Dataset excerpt
-- START --

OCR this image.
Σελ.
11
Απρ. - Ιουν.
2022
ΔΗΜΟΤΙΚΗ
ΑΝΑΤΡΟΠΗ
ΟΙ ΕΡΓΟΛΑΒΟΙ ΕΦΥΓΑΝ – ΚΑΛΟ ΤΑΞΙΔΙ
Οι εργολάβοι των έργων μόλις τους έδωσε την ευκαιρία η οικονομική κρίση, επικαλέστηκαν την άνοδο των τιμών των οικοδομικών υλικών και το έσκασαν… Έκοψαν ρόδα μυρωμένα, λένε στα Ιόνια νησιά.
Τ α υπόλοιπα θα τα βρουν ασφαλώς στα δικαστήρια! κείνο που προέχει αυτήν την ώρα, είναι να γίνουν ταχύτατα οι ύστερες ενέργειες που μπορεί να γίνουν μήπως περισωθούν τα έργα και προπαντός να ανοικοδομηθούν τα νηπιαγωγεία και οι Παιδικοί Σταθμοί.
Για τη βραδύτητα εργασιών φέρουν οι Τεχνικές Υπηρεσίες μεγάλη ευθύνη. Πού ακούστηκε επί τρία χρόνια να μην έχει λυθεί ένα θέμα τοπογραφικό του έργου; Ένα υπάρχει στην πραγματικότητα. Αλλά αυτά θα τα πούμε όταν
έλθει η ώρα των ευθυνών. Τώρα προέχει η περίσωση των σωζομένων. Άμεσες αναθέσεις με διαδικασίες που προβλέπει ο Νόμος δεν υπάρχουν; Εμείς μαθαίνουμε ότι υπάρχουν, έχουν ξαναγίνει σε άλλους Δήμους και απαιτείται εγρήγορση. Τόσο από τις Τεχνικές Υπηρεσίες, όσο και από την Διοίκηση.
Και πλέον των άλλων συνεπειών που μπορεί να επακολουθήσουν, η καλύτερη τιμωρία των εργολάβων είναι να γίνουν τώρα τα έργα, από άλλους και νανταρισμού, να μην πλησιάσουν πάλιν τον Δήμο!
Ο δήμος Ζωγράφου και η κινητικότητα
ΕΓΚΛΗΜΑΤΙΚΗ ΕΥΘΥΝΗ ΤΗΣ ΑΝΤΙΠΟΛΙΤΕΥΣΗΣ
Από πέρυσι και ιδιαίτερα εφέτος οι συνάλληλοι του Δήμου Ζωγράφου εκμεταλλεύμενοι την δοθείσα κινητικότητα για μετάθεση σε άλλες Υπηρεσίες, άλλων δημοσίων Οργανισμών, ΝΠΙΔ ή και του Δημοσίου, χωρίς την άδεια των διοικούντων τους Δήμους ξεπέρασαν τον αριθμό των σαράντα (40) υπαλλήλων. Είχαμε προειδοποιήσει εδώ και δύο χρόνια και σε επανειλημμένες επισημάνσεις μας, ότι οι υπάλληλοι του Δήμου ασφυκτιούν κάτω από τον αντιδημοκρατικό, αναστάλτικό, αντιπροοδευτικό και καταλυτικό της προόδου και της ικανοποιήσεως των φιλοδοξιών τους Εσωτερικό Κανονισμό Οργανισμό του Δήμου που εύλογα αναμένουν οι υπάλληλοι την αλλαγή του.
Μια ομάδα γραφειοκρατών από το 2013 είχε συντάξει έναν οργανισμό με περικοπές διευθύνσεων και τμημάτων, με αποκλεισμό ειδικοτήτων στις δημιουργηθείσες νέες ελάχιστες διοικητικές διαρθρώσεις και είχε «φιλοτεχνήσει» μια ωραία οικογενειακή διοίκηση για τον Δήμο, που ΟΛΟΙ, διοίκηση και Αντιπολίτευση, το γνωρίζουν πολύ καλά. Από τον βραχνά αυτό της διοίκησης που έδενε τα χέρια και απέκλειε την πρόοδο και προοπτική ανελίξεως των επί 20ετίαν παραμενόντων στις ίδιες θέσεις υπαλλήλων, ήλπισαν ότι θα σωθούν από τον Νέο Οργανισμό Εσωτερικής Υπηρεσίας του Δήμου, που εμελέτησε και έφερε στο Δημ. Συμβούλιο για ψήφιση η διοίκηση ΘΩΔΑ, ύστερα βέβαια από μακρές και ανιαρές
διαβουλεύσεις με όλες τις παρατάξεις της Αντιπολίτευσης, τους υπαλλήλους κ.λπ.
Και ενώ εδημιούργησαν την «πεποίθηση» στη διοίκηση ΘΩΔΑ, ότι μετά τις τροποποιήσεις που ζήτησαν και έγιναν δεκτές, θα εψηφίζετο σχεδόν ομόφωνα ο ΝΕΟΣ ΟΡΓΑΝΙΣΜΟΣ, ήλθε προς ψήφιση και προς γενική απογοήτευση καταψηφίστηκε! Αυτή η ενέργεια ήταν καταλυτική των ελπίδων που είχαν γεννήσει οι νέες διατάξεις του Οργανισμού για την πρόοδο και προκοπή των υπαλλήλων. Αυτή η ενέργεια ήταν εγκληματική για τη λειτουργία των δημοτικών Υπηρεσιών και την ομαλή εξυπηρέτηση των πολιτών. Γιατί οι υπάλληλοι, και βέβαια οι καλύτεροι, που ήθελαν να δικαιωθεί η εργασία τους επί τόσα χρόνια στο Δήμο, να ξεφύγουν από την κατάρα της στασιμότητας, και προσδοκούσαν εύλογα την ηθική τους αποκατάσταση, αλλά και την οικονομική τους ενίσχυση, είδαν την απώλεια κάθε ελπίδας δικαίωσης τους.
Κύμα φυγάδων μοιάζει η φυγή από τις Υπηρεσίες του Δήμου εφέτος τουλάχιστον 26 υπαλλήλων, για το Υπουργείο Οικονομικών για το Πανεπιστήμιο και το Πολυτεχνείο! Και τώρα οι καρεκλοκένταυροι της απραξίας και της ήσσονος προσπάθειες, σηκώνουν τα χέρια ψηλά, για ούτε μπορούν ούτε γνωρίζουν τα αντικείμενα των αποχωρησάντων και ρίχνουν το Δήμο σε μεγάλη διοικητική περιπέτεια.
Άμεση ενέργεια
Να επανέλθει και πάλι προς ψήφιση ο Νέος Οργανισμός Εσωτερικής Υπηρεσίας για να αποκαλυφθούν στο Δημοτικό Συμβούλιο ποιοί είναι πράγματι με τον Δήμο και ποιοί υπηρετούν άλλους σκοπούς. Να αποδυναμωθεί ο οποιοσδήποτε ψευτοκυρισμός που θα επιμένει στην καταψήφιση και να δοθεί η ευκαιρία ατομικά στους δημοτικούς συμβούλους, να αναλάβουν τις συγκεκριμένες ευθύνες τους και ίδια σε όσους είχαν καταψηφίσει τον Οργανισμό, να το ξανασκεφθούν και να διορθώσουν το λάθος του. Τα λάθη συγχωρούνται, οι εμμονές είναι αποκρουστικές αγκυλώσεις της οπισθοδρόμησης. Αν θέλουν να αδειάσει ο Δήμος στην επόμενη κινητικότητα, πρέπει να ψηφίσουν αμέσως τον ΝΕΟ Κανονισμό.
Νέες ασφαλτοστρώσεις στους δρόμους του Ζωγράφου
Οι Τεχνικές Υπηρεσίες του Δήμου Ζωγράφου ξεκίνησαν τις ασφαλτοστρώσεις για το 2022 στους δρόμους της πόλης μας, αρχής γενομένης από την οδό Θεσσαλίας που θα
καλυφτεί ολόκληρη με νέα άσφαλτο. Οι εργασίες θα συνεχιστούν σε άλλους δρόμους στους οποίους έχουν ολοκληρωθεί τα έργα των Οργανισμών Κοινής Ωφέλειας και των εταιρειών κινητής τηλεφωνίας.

-- END --
-- START --

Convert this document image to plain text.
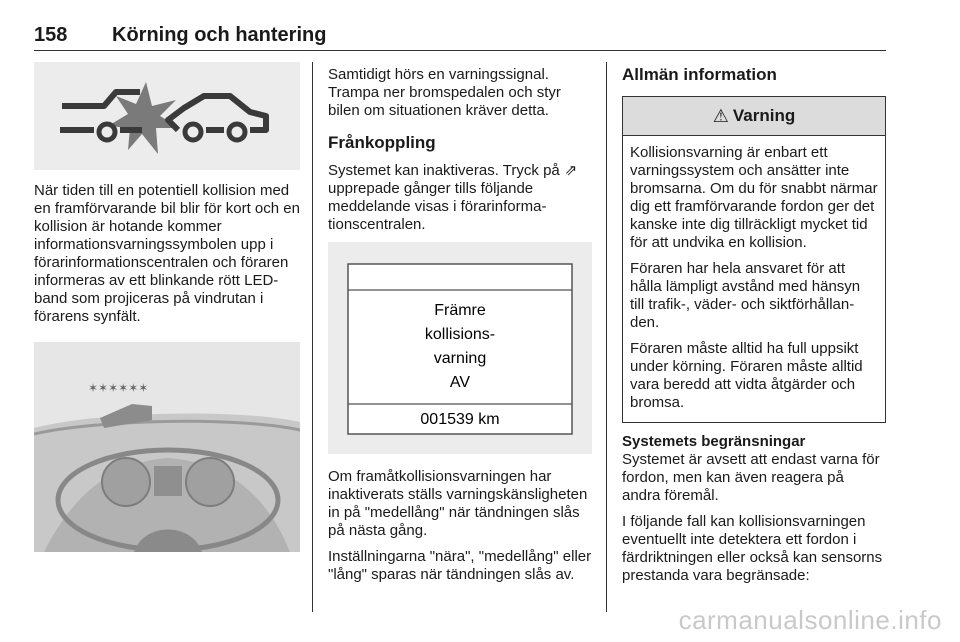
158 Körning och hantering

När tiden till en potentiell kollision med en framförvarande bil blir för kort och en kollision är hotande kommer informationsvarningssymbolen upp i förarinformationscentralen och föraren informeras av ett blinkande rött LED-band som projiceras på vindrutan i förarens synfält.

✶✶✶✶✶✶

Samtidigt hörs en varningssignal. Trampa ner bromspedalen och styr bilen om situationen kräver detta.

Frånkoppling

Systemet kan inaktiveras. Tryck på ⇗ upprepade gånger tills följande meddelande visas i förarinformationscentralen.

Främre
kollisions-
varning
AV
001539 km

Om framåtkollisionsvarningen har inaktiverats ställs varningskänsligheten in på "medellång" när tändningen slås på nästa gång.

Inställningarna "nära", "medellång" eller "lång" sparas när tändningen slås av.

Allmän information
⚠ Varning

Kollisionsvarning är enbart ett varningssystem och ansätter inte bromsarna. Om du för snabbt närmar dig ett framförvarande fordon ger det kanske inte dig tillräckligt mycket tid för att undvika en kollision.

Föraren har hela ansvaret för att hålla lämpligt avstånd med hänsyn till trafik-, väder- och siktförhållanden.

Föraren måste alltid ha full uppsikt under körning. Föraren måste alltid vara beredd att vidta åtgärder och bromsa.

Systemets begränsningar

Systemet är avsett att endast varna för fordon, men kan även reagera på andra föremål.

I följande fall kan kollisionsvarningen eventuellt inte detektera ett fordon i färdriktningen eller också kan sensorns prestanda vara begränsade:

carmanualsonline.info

-- END --

### [AIM]
Copy each line above where the string "image" occurs.

### [OUTPUT OF THE EXERCISE]
OCR this image.
Convert this document image to plain text.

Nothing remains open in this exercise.